Extend the passage on vacuum-carburized steel components, beginning right after its final sentence.

• **Text extract**:
━━━━━━━━

Depth of Grain Boundary Oxide Layer: 1 μm or Less

The grain boundary oxide layer causes lowering in the fatigue strength and anti-pitting strength, wherein the degree of the lowering becomes larger as the depth increases. For the carburized component of this invention, the depth of grain boundary layer from the surface of the steel after the vacuum carburization is adjusted to 1 μm or less.

Mean C Concentration Up to Depth of 0.2 mm from the Surface: 1.2% or more and 3.0% or Less

The general carburization is normally carried out as an eutectic carburization of the surface of steel, targeted at an eutectic C content of 0.8%. In contrast, this invention is aimed at improving the anti-pitting property through precipitation of the carbide in the surficial layer of the steel to thereby enhance the softening resistance, so that it is necessary to contain C to an amount of the eutectic C content (0.8%) or more. In addition, the surface fatigue strength cannot be improved even if the carbide is allowed to precipitate, unless the carbide is obtained with a content necessary for improving the softening resistance, so that it is also necessary to make C contained to an amount sufficient enough for the improvement.

━━━━━━━━

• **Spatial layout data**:
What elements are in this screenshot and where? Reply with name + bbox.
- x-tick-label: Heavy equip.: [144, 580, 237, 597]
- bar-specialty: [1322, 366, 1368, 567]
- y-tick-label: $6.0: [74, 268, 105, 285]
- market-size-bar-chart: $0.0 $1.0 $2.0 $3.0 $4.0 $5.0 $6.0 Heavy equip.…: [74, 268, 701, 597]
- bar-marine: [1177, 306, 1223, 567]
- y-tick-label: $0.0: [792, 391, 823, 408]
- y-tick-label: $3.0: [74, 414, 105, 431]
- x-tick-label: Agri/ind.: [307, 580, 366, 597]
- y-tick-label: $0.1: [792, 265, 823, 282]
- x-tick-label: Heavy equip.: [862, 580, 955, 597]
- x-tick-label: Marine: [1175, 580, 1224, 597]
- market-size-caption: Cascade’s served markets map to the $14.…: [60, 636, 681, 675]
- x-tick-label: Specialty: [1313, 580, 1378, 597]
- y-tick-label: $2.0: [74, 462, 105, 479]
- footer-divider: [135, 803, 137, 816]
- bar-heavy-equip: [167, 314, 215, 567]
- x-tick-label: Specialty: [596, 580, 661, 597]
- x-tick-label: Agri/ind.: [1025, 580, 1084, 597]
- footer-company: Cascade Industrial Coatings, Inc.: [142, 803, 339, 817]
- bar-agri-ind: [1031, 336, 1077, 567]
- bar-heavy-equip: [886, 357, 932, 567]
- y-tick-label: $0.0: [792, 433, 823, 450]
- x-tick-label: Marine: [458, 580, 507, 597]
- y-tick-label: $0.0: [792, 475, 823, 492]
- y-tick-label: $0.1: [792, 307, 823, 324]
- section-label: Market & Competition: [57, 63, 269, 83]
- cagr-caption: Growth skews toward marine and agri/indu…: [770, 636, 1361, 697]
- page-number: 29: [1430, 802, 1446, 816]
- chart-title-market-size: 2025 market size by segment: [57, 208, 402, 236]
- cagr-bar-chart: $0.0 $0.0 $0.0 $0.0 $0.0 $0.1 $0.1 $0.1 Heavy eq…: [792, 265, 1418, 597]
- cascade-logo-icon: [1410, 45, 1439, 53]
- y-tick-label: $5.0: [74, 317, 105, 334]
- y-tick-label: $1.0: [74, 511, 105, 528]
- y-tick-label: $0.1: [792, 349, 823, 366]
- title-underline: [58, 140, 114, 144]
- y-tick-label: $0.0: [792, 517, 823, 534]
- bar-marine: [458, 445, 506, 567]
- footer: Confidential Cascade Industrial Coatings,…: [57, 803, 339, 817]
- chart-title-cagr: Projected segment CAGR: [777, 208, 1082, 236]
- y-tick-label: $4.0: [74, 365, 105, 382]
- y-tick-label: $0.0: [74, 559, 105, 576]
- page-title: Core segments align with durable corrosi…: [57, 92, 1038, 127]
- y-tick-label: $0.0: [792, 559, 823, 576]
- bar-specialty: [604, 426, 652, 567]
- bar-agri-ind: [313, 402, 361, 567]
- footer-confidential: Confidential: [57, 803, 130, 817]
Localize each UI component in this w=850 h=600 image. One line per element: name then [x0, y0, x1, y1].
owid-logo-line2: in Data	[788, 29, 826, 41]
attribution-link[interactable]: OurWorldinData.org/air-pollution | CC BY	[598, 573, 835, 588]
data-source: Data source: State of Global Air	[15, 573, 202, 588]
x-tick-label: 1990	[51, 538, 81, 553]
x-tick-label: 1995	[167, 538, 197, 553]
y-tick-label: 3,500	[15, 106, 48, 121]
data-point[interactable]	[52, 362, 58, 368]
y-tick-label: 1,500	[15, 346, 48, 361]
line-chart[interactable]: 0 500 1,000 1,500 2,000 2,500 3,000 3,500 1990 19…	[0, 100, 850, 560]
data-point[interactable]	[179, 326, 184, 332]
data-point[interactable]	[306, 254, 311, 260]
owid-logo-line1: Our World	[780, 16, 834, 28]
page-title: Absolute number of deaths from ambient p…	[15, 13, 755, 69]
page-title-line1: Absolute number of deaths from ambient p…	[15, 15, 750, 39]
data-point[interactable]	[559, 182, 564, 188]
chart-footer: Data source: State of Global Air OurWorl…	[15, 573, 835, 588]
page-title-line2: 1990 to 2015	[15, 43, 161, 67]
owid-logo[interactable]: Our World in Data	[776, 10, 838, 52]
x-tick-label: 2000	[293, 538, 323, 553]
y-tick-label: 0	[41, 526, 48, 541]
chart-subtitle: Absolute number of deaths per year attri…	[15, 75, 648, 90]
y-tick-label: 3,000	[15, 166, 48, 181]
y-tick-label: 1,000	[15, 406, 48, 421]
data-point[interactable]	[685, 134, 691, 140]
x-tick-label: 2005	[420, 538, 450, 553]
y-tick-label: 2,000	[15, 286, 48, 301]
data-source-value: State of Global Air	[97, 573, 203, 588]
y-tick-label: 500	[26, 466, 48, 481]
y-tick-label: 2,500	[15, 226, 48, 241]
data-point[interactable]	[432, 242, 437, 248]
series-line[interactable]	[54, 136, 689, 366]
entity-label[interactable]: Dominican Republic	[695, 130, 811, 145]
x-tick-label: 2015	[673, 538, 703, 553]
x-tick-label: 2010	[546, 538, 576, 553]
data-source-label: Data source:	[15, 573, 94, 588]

━━━━━━━━

• **Solved problem**:
From these points of view, the mean C concentration over the range from the surface of steel to a depth of 0.2 mm (also referred to as surface C concentration, hereinafter) is adjusted to 1.2% or more. The reason why the range is defined from the surface of the steel to a depth of 0.2 mm is that the hardness in such range is important from the viewpoint of the pitting resistance. On the other hand, an excessive content results in production of large carbide grains, and causes insufficient hardening property of the base material, thereby degrading the strength. The upper limit of the surface C concentration is therefore limited to 3.0%.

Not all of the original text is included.